DATA FOR PROCESSING –

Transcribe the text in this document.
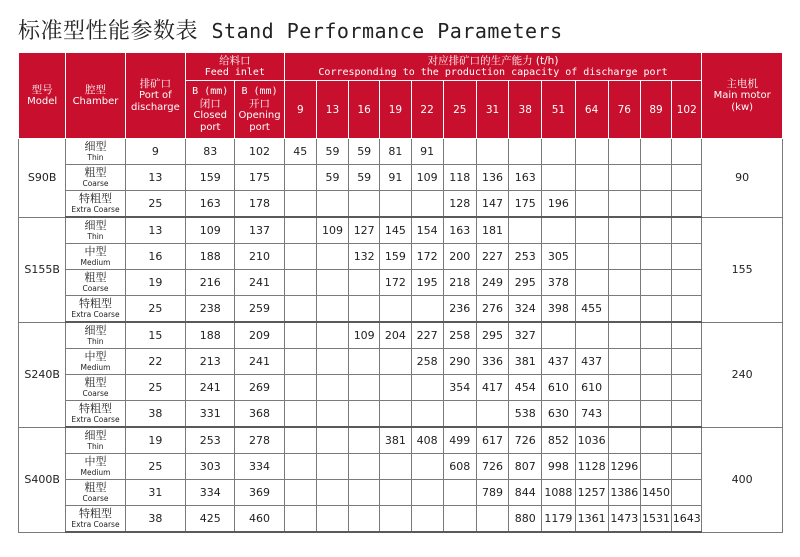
标准型性能参数表 Stand Performance Parameters
型号
Model	腔型
Chamber	排矿口
Port of
discharge	给料口
Feed inlet		对应排矿口的生产能力 (t/h)
Corresponding to the production capacity of discharge port													主电机
Main motor
(kw)

			B (mm)
闭口
Closed
port	B (mm)
开口
Opening
port	9	13	16	19	22	25	31	38	51	64	76	89	102	
S90B	细型
Thin	9	83	102	45	59	59	81	91									90

	粗型
Coarse	13	159	175		59	59	91	109	118	136	163						

	特粗型
Extra Coarse	25	163	178						128	147	175	196					
S155B	细型
Thin	13	109	137		109	127	145	154	163	181							155

	中型
Medium	16	188	210			132	159	172	200	227	253	305					

	粗型
Coarse	19	216	241				172	195	218	249	295	378					

	特粗型
Extra Coarse	25	238	259						236	276	324	398	455				
S240B	细型
Thin	15	188	209			109	204	227	258	295	327						240

	中型
Medium	22	213	241					258	290	336	381	437	437				

	粗型
Coarse	25	241	269						354	417	454	610	610				

	特粗型
Extra Coarse	38	331	368								538	630	743				
S400B	细型
Thin	19	253	278				381	408	499	617	726	852	1036				400

	中型
Medium	25	303	334						608	726	807	998	1128	1296			

	粗型
Coarse	31	334	369							789	844	1088	1257	1386	1450		

	特粗型
Extra Coarse	38	425	460								880	1179	1361	1473	1531	1643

WHAT IS REQUIRED – Report every line containing the word "discharge" from the listing above.

ANSWER IN FULL –
discharge	给料口
Corresponding to the production capacity of discharge port													主电机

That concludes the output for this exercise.